WHAT THE EXERCISE ASKS: Pick out every line in the data below that holds "replacement".

SUPPLIED DATA:

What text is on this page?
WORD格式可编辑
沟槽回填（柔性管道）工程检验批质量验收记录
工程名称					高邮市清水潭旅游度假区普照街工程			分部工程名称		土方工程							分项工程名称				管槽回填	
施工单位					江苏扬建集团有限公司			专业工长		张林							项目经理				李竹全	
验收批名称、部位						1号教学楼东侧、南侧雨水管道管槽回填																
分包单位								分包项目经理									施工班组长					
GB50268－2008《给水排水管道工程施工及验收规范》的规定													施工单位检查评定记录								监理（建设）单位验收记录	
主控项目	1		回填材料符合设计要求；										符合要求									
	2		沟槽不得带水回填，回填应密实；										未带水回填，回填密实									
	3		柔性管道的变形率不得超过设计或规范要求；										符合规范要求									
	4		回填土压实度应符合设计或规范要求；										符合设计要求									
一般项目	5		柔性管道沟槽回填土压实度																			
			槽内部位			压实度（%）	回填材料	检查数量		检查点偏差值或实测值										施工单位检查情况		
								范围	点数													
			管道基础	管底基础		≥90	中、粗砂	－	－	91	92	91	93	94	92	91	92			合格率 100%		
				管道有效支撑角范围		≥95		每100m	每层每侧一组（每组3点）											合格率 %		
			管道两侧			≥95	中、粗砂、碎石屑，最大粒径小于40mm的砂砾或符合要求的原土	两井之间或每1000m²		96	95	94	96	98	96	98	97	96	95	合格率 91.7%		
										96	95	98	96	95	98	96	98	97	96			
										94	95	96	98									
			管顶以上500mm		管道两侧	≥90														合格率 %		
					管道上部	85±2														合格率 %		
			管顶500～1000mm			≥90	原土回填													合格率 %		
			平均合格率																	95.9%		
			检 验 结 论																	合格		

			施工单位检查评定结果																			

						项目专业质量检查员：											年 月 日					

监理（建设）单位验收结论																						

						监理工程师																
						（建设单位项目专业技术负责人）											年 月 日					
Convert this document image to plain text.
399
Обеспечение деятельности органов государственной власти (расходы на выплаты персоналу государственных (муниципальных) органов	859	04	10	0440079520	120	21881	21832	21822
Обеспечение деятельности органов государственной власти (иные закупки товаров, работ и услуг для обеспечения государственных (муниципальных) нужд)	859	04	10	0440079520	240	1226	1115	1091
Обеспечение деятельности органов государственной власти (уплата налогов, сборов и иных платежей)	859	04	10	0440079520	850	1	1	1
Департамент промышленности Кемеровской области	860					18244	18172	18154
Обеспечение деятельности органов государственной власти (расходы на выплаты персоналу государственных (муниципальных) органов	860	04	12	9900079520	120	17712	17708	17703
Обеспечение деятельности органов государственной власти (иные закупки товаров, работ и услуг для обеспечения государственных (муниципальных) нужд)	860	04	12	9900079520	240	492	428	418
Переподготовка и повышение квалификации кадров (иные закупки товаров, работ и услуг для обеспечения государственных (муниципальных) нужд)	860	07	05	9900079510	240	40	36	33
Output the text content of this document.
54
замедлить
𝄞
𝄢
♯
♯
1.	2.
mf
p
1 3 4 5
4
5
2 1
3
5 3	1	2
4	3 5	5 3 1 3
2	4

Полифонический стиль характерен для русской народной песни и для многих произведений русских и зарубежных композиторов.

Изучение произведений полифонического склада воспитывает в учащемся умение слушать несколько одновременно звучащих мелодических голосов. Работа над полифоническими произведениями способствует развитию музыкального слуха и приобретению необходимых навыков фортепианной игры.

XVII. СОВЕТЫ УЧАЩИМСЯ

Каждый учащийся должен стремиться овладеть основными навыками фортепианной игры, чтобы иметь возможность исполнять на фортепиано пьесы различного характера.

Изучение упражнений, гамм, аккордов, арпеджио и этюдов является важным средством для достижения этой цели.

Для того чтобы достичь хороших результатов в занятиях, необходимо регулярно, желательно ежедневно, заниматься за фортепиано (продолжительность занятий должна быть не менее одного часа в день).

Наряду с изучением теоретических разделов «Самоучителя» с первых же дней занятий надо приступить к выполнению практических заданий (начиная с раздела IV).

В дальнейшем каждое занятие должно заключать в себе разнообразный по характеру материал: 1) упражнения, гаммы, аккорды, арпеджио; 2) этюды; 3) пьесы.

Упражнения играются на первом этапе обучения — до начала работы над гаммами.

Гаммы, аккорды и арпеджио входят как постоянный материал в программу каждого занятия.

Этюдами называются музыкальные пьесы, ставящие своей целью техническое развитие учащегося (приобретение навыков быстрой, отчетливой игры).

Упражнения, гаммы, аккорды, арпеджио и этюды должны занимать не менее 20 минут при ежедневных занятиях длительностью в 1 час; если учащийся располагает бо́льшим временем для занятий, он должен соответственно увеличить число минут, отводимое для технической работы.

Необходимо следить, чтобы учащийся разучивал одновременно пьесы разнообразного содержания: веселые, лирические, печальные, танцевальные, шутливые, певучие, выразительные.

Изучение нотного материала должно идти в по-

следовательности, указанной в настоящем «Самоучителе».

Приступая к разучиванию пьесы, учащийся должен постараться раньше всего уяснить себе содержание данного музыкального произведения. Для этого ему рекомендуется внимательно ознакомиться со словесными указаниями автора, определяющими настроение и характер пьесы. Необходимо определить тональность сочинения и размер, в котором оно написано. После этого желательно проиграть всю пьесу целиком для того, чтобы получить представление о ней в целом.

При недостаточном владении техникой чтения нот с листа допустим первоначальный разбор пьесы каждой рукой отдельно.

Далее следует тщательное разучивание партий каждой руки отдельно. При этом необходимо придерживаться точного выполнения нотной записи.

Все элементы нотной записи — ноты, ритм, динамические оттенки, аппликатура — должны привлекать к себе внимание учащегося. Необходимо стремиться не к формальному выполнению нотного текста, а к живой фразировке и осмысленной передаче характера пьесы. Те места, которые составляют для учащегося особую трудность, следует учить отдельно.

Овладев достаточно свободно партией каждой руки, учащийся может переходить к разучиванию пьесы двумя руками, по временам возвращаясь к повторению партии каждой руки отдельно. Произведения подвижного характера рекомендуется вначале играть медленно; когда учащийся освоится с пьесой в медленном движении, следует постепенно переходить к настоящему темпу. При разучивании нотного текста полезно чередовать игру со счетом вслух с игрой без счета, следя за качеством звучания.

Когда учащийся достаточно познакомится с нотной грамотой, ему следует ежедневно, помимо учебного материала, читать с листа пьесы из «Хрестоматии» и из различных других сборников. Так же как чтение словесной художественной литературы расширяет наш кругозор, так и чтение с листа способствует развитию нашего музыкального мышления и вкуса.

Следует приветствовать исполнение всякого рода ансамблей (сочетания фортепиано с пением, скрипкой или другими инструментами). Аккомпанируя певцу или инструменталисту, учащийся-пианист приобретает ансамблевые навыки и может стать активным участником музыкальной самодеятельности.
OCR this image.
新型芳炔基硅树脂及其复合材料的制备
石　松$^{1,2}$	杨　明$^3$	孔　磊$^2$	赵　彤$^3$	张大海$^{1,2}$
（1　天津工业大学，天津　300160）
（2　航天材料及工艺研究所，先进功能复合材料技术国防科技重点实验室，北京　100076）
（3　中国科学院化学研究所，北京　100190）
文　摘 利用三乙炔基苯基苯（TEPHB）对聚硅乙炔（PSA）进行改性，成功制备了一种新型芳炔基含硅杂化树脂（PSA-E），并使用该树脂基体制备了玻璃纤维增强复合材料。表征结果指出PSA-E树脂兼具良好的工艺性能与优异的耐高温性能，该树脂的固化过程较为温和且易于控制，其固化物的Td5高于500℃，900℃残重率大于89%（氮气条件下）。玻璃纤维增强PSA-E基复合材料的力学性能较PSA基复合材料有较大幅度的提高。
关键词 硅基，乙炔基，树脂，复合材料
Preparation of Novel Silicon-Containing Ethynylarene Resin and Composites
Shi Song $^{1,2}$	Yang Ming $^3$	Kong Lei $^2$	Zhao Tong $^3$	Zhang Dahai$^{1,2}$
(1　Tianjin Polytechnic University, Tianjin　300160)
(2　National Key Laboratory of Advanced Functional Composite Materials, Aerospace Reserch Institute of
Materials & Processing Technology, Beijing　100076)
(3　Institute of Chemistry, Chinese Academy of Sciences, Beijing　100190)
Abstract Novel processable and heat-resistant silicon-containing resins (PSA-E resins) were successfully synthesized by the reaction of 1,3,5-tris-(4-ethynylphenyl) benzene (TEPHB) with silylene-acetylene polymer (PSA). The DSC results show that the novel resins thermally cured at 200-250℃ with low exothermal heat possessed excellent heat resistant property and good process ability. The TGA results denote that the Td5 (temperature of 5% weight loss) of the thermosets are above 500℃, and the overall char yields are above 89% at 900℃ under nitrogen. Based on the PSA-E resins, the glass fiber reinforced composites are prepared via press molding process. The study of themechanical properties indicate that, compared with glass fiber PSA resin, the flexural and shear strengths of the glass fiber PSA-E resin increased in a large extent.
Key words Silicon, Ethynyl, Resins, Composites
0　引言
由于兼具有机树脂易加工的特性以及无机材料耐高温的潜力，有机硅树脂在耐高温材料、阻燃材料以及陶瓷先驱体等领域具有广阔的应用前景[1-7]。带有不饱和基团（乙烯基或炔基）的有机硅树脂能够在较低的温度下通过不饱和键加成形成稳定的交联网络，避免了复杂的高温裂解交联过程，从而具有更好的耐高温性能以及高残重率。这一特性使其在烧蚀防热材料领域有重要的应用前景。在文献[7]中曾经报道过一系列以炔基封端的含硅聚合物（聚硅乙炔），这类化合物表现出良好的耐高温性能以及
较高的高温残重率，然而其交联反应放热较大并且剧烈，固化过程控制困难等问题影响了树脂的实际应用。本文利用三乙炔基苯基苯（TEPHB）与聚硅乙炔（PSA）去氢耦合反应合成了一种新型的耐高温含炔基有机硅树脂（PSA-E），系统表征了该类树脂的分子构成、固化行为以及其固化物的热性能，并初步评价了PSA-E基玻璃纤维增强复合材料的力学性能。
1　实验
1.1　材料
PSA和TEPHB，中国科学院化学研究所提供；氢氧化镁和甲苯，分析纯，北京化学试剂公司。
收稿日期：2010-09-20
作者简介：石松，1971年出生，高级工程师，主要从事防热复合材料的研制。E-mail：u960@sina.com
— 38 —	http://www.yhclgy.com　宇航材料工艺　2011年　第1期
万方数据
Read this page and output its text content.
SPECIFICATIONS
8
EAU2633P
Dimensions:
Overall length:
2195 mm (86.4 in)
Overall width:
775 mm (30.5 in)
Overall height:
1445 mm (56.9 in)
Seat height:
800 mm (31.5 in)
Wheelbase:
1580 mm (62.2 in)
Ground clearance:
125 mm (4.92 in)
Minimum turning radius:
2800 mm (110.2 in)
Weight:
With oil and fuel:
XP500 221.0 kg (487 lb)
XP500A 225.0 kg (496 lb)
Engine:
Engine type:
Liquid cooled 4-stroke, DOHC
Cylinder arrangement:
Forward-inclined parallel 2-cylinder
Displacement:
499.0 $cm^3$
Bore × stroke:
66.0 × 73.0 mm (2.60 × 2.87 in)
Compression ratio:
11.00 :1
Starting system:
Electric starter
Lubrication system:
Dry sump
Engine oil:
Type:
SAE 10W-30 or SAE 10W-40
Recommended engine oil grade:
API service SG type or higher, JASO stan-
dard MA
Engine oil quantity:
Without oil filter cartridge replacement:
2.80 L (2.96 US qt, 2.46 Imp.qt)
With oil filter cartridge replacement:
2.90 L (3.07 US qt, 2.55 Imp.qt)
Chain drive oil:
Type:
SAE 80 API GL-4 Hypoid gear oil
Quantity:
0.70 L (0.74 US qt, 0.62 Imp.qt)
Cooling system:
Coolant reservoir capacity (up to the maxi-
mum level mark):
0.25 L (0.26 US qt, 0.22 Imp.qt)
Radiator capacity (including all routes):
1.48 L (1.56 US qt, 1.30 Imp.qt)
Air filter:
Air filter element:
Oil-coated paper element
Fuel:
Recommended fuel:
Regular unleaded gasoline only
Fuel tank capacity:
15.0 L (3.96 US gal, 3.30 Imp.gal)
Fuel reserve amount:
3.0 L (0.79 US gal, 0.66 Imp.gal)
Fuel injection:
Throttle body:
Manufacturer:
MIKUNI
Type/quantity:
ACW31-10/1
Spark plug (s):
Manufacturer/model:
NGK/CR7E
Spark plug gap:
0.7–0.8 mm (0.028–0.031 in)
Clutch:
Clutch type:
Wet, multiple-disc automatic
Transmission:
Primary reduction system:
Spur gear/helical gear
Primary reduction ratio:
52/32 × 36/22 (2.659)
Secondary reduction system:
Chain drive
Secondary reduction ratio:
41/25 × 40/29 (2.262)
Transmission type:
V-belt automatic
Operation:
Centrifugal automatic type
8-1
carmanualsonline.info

RIGHT ANSWER:
Without oil filter cartridge replacement:
With oil filter cartridge replacement:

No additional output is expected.